* **Task prompt**:
Would you retype all of these records exactly?

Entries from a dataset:
────────────────────────────────────────

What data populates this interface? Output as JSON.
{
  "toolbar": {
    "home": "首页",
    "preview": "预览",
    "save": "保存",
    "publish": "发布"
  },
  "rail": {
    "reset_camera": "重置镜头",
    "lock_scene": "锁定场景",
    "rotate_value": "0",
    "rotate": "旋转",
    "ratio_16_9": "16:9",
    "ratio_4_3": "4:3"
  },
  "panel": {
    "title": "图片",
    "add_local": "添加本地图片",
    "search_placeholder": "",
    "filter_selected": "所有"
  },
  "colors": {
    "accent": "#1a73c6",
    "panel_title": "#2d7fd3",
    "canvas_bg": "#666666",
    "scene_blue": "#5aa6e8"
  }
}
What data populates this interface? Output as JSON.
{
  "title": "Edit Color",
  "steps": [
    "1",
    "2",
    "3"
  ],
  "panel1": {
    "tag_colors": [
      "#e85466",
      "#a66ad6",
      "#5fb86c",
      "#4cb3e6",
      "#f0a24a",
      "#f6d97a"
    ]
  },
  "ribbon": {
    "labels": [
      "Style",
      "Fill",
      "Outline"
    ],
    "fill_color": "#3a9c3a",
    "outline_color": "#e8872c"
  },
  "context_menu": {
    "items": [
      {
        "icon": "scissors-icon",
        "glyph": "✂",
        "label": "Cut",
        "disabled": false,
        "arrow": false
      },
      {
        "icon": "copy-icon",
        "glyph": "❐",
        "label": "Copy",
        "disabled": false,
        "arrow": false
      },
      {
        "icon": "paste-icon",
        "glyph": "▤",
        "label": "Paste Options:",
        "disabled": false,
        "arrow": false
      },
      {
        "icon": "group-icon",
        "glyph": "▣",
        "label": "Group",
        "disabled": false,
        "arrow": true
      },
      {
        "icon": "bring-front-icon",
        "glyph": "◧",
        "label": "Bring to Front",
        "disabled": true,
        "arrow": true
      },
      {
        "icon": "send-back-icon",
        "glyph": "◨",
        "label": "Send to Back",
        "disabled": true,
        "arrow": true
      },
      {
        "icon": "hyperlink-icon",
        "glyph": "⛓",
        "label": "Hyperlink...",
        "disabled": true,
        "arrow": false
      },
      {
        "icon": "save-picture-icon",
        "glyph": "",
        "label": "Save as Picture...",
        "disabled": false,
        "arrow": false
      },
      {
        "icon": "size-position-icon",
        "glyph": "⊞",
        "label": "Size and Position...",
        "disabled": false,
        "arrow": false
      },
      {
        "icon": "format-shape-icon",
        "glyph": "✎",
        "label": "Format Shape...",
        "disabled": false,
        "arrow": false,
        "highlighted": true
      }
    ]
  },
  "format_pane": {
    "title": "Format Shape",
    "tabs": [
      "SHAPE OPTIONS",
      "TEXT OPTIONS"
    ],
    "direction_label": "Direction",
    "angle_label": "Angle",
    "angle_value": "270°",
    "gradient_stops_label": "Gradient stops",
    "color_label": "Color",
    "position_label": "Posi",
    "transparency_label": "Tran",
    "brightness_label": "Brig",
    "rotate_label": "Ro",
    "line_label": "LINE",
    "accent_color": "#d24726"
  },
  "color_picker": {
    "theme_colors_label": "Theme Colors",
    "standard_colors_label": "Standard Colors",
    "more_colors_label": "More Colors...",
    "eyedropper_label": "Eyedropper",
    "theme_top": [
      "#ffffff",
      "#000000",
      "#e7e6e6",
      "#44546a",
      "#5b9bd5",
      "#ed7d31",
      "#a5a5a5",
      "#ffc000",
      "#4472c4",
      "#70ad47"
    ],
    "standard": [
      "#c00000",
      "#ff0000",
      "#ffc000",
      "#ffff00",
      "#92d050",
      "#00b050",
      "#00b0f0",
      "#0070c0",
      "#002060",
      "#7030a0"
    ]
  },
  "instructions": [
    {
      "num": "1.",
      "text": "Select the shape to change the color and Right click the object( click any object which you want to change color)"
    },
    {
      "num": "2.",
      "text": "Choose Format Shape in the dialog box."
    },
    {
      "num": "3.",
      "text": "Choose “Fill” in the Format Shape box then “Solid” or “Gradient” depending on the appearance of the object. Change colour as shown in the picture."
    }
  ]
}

────────────────────────────────────────

* **Finished task**:
What data populates this interface? Output as JSON.
{
  "toolbar": {
    "home": "首页",
    "preview": "预览",
    "save": "保存",
    "publish": "发布"
  },
  "rail": {
    "reset_camera": "重置镜头",
    "lock_scene": "锁定场景",
    "rotate_value": "0",
    "rotate": "旋转",
    "ratio_16_9": "16:9",
    "ratio_4_3": "4:3"
  },
  "panel": {
    "title": "图片",
    "add_local": "添加本地图片",
    "search_placeholder": "",
    "filter_selected": "所有"
  },
  "colors": {
    "accent": "#1a73c6",
    "panel_title": "#2d7fd3",
    "canvas_bg": "#666666",
    "scene_blue": "#5aa6e8"
  }
}
What data populates this interface? Output as JSON.
{
  "title": "Edit Color",
  "steps": [
    "1",
    "2",
    "3"
  ],
  "panel1": {
    "tag_colors": [
      "#e85466",
      "#a66ad6",
      "#5fb86c",
      "#4cb3e6",
      "#f0a24a",
      "#f6d97a"
    ]
  },
  "ribbon": {
    "labels": [
      "Style",
      "Fill",
      "Outline"
    ],
    "fill_color": "#3a9c3a",
    "outline_color": "#e8872c"
  },
  "context_menu": {
    "items": [
      {
        "icon": "scissors-icon",
        "glyph": "✂",
        "label": "Cut",
        "disabled": false,
        "arrow": false
      },
      {
        "icon": "copy-icon",
        "glyph": "❐",
        "label": "Copy",
        "disabled": false,
        "arrow": false
      },
      {
        "icon": "paste-icon",
        "glyph": "▤",
        "label": "Paste Options:",
        "disabled": false,
        "arrow": false
      },
      {
        "icon": "group-icon",
        "glyph": "▣",
        "label": "Group",
        "disabled": false,
        "arrow": true
      },
      {
        "icon": "bring-front-icon",
        "glyph": "◧",
        "label": "Bring to Front",
        "disabled": true,
        "arrow": true
      },
      {
        "icon": "send-back-icon",
        "glyph": "◨",
        "label": "Send to Back",
        "disabled": true,
        "arrow": true
      },
      {
        "icon": "hyperlink-icon",
        "glyph": "⛓",
        "label": "Hyperlink...",
        "disabled": true,
        "arrow": false
      },
      {
        "icon": "save-picture-icon",
        "glyph": "",
        "label": "Save as Picture...",
        "disabled": false,
        "arrow": false
      },
      {
        "icon": "size-position-icon",
        "glyph": "⊞",
        "label": "Size and Position...",
        "disabled": false,
        "arrow": false
      },
      {
        "icon": "format-shape-icon",
        "glyph": "✎",
        "label": "Format Shape...",
        "disabled": false,
        "arrow": false,
        "highlighted": true
      }
    ]
  },
  "format_pane": {
    "title": "Format Shape",
    "tabs": [
      "SHAPE OPTIONS",
      "TEXT OPTIONS"
    ],
    "direction_label": "Direction",
    "angle_label": "Angle",
    "angle_value": "270°",
    "gradient_stops_label": "Gradient stops",
    "color_label": "Color",
    "position_label": "Posi",
    "transparency_label": "Tran",
    "brightness_label": "Brig",
    "rotate_label": "Ro",
    "line_label": "LINE",
    "accent_color": "#d24726"
  },
  "color_picker": {
    "theme_colors_label": "Theme Colors",
    "standard_colors_label": "Standard Colors",
    "more_colors_label": "More Colors...",
    "eyedropper_label": "Eyedropper",
    "theme_top": [
      "#ffffff",
      "#000000",
      "#e7e6e6",
      "#44546a",
      "#5b9bd5",
      "#ed7d31",
      "#a5a5a5",
      "#ffc000",
      "#4472c4",
      "#70ad47"
    ],
    "standard": [
      "#c00000",
      "#ff0000",
      "#ffc000",
      "#ffff00",
      "#92d050",
      "#00b050",
      "#00b0f0",
      "#0070c0",
      "#002060",
      "#7030a0"
    ]
  },
  "instructions": [
    {
      "num": "1.",
      "text": "Select the shape to change the color and Right click the object( click any object which you want to change color)"
    },
    {
      "num": "2.",
      "text": "Choose Format Shape in the dialog box."
    },
    {
      "num": "3.",
      "text": "Choose “Fill” in the Format Shape box then “Solid” or “Gradient” depending on the appearance of the object. Change colour as shown in the picture."
    }
  ]
}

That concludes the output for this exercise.